| DATA LINES |
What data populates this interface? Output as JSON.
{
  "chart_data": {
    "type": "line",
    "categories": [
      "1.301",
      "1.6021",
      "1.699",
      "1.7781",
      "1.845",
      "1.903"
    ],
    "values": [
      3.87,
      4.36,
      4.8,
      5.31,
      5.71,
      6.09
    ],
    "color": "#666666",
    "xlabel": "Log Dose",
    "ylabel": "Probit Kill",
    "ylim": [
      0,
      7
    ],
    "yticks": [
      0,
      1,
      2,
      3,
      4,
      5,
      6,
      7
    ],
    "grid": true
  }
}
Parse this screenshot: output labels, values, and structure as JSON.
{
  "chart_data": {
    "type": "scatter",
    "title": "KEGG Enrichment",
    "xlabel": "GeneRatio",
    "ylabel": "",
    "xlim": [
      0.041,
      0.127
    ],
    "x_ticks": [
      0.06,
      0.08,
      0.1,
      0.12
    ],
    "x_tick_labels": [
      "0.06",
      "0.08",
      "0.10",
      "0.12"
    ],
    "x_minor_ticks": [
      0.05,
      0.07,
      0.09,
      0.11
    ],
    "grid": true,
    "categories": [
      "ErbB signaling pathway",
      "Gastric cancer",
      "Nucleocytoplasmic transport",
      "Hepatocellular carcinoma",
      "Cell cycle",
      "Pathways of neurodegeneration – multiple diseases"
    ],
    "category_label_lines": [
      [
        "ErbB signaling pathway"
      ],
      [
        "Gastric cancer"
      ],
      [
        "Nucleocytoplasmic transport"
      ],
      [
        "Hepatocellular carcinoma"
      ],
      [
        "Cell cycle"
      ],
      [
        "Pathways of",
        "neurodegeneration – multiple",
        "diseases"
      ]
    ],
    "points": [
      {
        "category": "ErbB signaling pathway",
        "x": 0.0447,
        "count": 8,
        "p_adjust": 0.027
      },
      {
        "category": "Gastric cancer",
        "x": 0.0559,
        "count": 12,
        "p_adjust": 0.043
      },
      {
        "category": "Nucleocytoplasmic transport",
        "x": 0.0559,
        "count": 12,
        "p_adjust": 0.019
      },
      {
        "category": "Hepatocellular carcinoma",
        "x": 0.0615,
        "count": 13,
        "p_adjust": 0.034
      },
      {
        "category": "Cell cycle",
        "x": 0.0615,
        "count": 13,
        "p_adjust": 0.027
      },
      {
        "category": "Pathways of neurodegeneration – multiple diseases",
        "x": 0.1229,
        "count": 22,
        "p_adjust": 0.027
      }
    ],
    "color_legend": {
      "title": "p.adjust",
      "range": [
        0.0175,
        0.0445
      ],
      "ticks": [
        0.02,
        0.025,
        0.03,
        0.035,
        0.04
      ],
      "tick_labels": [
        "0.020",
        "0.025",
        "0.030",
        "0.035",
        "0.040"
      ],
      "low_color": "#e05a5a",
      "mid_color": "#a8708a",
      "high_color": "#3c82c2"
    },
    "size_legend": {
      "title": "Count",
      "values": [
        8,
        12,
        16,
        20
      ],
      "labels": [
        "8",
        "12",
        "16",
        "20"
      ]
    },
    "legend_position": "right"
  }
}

| WHAT IS ASKED |
Each entry is to be returned in full, character for character.

| SOLVED EXERCISE |
What data populates this interface? Output as JSON.
{
  "chart_data": {
    "type": "line",
    "categories": [
      "1.301",
      "1.6021",
      "1.699",
      "1.7781",
      "1.845",
      "1.903"
    ],
    "values": [
      3.87,
      4.36,
      4.8,
      5.31,
      5.71,
      6.09
    ],
    "color": "#666666",
    "xlabel": "Log Dose",
    "ylabel": "Probit Kill",
    "ylim": [
      0,
      7
    ],
    "yticks": [
      0,
      1,
      2,
      3,
      4,
      5,
      6,
      7
    ],
    "grid": true
  }
}
Parse this screenshot: output labels, values, and structure as JSON.
{
  "chart_data": {
    "type": "scatter",
    "title": "KEGG Enrichment",
    "xlabel": "GeneRatio",
    "ylabel": "",
    "xlim": [
      0.041,
      0.127
    ],
    "x_ticks": [
      0.06,
      0.08,
      0.1,
      0.12
    ],
    "x_tick_labels": [
      "0.06",
      "0.08",
      "0.10",
      "0.12"
    ],
    "x_minor_ticks": [
      0.05,
      0.07,
      0.09,
      0.11
    ],
    "grid": true,
    "categories": [
      "ErbB signaling pathway",
      "Gastric cancer",
      "Nucleocytoplasmic transport",
      "Hepatocellular carcinoma",
      "Cell cycle",
      "Pathways of neurodegeneration – multiple diseases"
    ],
    "category_label_lines": [
      [
        "ErbB signaling pathway"
      ],
      [
        "Gastric cancer"
      ],
      [
        "Nucleocytoplasmic transport"
      ],
      [
        "Hepatocellular carcinoma"
      ],
      [
        "Cell cycle"
      ],
      [
        "Pathways of",
        "neurodegeneration – multiple",
        "diseases"
      ]
    ],
    "points": [
      {
        "category": "ErbB signaling pathway",
        "x": 0.0447,
        "count": 8,
        "p_adjust": 0.027
      },
      {
        "category": "Gastric cancer",
        "x": 0.0559,
        "count": 12,
        "p_adjust": 0.043
      },
      {
        "category": "Nucleocytoplasmic transport",
        "x": 0.0559,
        "count": 12,
        "p_adjust": 0.019
      },
      {
        "category": "Hepatocellular carcinoma",
        "x": 0.0615,
        "count": 13,
        "p_adjust": 0.034
      },
      {
        "category": "Cell cycle",
        "x": 0.0615,
        "count": 13,
        "p_adjust": 0.027
      },
      {
        "category": "Pathways of neurodegeneration – multiple diseases",
        "x": 0.1229,
        "count": 22,
        "p_adjust": 0.027
      }
    ],
    "color_legend": {
      "title": "p.adjust",
      "range": [
        0.0175,
        0.0445
      ],
      "ticks": [
        0.02,
        0.025,
        0.03,
        0.035,
        0.04
      ],
      "tick_labels": [
        "0.020",
        "0.025",
        "0.030",
        "0.035",
        "0.040"
      ],
      "low_color": "#e05a5a",
      "mid_color": "#a8708a",
      "high_color": "#3c82c2"
    },
    "size_legend": {
      "title": "Count",
      "values": [
        8,
        12,
        16,
        20
      ],
      "labels": [
        "8",
        "12",
        "16",
        "20"
      ]
    },
    "legend_position": "right"
  }
}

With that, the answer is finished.